Extracted data entries
+ + +

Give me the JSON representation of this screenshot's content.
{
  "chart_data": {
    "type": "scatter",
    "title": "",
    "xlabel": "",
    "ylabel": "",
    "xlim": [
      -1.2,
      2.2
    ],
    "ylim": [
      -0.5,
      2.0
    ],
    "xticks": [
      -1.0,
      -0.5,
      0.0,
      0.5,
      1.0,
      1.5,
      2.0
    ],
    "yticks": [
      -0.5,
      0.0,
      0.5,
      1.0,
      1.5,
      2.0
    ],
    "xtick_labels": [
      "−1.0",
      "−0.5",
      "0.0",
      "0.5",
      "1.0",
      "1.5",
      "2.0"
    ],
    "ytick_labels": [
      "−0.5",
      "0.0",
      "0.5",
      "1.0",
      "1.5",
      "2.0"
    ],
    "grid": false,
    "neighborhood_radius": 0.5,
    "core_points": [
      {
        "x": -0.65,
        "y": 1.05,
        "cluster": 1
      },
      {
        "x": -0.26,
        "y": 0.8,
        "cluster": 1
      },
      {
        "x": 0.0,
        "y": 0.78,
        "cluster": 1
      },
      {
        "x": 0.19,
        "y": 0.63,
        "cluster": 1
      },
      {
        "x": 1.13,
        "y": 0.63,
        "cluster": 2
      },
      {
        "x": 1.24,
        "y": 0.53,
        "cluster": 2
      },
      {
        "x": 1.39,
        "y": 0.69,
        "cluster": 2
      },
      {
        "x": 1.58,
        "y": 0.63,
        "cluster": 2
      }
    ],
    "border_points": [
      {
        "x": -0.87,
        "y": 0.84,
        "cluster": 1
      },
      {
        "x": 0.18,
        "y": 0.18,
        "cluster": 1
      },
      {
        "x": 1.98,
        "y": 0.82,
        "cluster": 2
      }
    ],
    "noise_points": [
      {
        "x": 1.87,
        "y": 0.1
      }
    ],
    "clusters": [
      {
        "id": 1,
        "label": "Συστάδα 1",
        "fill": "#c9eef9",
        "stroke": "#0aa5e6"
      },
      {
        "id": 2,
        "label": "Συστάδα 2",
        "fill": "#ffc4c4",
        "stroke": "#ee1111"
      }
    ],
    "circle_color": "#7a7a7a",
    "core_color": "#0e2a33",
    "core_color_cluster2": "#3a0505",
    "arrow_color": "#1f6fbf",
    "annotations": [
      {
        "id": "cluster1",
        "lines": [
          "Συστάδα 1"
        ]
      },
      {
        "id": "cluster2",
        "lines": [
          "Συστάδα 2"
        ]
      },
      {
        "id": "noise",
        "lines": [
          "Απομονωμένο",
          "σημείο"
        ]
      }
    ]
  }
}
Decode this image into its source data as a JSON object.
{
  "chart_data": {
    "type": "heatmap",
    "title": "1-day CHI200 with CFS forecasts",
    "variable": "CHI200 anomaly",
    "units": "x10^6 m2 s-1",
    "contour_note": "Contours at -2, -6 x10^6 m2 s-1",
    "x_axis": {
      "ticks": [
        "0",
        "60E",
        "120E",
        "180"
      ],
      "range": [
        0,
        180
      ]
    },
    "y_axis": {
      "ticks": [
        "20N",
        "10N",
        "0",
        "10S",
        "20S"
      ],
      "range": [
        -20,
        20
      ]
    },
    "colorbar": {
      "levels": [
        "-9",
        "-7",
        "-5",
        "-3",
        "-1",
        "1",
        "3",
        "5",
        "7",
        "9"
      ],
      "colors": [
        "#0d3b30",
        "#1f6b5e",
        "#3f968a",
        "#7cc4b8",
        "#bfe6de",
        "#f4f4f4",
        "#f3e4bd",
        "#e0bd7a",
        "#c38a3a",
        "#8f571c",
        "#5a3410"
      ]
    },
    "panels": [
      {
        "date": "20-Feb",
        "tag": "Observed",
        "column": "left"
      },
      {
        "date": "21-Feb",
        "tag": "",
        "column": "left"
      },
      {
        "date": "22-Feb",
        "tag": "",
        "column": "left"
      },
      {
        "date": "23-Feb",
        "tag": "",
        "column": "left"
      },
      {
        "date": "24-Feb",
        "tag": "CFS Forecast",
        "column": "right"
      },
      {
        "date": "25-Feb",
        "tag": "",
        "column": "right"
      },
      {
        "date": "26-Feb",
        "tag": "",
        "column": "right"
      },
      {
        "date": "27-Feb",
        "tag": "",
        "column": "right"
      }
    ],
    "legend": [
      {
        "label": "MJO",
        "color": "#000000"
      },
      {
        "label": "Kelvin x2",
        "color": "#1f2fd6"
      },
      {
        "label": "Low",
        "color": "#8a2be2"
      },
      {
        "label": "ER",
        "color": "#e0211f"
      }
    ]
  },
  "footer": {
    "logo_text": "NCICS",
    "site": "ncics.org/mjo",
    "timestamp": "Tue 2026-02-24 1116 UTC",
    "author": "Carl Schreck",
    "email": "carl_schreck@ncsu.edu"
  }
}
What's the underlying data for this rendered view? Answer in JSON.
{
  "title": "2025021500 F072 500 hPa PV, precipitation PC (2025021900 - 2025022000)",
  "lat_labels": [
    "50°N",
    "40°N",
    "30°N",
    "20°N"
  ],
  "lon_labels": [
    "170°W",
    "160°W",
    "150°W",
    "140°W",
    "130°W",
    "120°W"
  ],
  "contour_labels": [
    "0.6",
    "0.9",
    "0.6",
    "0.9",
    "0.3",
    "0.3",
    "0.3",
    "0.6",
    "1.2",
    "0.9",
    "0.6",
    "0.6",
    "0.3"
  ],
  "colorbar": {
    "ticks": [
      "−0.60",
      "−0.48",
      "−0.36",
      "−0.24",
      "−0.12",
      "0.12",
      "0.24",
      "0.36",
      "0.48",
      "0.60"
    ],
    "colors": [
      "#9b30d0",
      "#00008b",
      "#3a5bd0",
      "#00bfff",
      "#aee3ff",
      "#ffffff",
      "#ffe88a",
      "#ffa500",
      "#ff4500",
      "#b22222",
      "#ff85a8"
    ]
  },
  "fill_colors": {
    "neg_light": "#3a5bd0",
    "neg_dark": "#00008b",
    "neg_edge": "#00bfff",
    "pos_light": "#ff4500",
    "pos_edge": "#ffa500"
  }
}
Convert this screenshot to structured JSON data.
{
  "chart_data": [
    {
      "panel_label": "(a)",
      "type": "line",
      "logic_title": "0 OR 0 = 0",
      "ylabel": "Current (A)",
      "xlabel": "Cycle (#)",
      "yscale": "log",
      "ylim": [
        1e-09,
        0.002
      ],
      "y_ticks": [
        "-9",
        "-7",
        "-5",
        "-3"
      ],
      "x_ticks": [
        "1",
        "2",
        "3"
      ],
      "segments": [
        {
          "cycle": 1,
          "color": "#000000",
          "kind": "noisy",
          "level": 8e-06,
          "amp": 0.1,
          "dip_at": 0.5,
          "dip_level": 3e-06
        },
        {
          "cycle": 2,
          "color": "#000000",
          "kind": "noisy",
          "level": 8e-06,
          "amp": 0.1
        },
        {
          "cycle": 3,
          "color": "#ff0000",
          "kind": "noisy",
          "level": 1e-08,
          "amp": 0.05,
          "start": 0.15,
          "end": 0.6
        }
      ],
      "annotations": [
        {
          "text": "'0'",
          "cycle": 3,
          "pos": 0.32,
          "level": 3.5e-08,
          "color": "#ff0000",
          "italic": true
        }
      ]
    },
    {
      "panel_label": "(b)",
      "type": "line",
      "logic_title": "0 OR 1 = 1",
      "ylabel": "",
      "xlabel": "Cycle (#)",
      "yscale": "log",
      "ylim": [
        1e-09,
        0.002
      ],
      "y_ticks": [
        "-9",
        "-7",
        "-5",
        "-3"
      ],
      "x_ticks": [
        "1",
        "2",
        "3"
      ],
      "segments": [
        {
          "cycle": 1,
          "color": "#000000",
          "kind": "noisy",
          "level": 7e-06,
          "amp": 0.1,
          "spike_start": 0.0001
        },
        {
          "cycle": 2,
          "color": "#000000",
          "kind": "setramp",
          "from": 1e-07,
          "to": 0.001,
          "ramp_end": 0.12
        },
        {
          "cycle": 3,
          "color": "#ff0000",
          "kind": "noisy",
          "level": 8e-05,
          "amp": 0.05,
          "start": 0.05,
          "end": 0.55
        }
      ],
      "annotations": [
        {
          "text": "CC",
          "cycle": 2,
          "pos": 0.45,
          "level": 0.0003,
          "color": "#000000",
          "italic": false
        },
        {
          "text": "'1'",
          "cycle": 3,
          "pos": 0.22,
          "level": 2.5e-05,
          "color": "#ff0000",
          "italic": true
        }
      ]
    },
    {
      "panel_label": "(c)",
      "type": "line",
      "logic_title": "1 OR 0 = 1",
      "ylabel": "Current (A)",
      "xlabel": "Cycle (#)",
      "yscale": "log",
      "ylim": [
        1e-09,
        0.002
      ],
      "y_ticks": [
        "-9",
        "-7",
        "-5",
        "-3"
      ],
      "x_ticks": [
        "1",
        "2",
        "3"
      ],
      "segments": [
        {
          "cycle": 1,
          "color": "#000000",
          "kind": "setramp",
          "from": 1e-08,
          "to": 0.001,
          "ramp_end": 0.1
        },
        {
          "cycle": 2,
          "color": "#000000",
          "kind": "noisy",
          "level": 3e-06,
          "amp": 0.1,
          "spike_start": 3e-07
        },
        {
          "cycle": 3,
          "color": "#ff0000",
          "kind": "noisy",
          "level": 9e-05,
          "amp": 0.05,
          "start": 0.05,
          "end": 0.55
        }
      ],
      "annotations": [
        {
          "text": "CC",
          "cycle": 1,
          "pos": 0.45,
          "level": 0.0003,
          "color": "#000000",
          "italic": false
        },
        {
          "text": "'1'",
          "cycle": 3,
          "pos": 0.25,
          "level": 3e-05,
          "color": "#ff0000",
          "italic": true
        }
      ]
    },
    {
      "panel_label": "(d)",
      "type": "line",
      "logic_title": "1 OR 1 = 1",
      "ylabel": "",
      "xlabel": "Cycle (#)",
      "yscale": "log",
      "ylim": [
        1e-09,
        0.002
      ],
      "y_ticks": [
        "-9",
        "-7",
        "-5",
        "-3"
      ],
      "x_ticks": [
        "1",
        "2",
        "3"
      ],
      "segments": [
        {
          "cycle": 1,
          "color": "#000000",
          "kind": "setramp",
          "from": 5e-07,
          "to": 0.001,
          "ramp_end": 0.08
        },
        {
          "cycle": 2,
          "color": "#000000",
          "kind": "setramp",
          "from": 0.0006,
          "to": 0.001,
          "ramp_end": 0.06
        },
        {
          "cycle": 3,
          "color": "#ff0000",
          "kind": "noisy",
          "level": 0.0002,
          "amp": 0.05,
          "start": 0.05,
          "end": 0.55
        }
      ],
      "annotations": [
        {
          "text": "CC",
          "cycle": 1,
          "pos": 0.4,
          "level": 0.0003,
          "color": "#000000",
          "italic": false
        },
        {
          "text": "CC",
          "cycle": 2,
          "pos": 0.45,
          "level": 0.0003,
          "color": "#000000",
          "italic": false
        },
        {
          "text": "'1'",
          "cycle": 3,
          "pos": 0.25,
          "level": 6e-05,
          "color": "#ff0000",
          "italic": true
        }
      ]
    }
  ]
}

+ + +

Aim =>
Pick each line holding the word "JSON" out of the listing.

The completed task =>
Give me the JSON representation of this screenshot's content.
Decode this image into its source data as a JSON object.
What's the underlying data for this rendered view? Answer in JSON.
Convert this screenshot to structured JSON data.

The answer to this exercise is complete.